### Data in this exercise ###

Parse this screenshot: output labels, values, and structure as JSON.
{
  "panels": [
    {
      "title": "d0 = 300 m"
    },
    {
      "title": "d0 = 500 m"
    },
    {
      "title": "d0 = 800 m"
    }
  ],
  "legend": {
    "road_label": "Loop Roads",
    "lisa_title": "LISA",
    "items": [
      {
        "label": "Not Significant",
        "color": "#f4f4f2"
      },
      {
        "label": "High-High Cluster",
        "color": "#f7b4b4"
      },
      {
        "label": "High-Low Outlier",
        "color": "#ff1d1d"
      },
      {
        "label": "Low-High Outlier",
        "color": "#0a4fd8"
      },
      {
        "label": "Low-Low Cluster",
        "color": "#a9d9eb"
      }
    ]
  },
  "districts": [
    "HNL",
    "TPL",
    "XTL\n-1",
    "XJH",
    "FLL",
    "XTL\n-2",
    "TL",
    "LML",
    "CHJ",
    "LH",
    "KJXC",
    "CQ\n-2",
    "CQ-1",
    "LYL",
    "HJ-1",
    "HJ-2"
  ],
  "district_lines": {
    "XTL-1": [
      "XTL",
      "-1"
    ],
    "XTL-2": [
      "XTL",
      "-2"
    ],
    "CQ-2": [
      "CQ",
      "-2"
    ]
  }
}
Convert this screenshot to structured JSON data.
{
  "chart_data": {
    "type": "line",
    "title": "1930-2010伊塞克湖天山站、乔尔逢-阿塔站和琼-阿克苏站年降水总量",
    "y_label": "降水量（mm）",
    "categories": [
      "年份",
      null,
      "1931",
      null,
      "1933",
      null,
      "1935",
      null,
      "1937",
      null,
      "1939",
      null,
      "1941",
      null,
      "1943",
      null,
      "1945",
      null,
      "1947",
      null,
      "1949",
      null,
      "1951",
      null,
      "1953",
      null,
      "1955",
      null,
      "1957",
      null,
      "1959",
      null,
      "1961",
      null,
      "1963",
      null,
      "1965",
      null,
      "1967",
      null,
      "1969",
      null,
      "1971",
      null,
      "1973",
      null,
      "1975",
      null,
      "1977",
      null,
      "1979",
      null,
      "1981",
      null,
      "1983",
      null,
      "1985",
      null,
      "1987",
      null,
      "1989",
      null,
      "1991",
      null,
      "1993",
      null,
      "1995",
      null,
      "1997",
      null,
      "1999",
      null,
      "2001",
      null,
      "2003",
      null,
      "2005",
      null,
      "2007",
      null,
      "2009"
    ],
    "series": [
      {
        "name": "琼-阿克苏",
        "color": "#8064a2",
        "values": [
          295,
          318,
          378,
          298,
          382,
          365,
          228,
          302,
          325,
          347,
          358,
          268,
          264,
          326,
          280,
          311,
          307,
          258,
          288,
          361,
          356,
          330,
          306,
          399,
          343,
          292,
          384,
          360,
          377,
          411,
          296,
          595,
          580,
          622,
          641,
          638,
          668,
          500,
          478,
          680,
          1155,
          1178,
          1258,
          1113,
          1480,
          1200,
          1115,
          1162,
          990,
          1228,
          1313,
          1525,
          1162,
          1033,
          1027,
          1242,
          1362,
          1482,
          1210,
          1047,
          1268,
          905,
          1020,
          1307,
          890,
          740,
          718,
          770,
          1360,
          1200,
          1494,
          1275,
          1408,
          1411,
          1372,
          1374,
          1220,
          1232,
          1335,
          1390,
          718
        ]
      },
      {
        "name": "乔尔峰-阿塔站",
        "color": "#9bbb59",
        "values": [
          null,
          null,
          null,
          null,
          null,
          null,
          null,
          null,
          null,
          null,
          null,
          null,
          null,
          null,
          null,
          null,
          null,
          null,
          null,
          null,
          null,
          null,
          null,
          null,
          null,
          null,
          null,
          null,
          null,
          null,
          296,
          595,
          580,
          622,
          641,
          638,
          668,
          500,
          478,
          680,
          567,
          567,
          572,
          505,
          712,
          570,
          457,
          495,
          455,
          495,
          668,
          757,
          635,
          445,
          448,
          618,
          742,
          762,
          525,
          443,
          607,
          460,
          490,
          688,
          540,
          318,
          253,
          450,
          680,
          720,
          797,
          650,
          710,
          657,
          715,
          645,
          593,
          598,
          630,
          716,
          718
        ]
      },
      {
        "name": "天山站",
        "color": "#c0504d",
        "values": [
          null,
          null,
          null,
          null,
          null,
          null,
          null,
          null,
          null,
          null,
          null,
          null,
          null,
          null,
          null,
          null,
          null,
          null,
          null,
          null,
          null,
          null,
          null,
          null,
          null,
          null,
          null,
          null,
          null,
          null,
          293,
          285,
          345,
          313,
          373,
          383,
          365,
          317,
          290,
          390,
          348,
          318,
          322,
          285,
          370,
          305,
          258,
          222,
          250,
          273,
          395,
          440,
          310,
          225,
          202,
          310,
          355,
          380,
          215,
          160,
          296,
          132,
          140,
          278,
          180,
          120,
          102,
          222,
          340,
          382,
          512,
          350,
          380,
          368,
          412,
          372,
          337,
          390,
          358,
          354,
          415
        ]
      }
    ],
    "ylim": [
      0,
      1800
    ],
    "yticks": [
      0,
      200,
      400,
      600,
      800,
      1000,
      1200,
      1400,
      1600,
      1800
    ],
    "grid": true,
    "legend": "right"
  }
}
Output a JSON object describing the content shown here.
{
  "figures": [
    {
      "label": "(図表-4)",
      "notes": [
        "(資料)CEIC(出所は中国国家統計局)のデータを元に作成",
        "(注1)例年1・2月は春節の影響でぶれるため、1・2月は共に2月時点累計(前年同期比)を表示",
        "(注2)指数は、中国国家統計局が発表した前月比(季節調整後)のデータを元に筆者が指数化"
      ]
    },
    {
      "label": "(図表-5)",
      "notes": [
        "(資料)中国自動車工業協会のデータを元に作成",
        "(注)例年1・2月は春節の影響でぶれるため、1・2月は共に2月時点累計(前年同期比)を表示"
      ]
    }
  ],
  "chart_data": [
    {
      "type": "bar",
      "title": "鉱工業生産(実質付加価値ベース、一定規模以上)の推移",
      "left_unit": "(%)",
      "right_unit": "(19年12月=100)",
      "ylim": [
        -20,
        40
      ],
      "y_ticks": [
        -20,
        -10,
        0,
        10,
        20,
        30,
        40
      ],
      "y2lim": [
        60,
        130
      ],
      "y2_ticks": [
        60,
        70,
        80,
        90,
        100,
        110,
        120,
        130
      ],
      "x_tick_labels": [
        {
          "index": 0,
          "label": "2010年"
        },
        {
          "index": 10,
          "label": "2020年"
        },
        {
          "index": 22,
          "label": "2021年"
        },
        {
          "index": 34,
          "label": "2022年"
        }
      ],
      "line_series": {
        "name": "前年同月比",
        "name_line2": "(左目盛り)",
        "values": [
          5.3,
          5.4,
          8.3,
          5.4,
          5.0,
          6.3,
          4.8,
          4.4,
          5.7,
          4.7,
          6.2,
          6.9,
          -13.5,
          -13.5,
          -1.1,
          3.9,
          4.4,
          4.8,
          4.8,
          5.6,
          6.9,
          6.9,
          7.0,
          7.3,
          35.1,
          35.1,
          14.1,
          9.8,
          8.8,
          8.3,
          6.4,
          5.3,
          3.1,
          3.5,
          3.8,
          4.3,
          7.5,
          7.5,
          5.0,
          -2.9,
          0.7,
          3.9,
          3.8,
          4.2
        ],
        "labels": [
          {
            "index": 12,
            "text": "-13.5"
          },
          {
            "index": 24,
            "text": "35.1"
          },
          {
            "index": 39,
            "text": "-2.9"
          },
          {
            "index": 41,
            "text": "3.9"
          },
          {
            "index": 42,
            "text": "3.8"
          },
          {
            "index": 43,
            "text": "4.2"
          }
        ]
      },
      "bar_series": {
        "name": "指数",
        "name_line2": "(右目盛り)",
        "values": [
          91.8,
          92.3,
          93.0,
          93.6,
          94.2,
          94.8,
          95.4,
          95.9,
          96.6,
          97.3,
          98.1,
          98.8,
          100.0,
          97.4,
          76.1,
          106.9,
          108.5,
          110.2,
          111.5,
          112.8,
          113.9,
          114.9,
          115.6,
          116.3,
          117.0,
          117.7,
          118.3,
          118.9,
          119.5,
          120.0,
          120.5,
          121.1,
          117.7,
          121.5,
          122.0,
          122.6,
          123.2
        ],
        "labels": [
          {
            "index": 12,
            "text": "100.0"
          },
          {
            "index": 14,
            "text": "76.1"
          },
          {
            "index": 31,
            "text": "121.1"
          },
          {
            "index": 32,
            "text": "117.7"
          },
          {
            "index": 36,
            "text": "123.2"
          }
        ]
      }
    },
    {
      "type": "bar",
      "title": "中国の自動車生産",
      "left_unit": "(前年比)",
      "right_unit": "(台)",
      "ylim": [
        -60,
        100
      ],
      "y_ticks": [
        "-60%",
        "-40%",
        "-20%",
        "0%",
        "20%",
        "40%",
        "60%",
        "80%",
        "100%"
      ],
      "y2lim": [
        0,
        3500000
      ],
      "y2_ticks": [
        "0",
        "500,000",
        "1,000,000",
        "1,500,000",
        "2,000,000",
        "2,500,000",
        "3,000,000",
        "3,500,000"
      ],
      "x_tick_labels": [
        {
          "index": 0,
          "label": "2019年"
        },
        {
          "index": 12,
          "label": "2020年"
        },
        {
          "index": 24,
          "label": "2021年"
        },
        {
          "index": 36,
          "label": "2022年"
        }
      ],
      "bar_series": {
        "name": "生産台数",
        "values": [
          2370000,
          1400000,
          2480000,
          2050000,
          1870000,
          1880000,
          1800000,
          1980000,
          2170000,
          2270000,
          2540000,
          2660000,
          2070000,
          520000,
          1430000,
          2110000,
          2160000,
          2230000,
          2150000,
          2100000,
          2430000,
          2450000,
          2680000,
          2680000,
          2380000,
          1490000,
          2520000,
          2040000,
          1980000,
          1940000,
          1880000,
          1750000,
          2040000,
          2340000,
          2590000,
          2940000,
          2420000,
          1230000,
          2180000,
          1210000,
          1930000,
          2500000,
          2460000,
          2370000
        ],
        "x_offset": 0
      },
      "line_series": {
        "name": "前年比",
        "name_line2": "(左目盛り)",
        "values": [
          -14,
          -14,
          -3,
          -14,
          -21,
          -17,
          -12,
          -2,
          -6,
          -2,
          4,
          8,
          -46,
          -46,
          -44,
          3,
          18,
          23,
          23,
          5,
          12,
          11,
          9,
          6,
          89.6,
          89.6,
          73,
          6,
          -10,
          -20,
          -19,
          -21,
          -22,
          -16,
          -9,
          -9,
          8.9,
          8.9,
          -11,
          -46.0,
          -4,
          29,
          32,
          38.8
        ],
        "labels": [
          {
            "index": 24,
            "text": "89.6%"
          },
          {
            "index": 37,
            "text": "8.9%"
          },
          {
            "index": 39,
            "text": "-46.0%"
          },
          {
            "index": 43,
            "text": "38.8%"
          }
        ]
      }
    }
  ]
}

###

Requirement » Search the data for "Cluster". Copy every matching line.

Task solution »
        "label": "High-High Cluster",
        "label": "Low-Low Cluster",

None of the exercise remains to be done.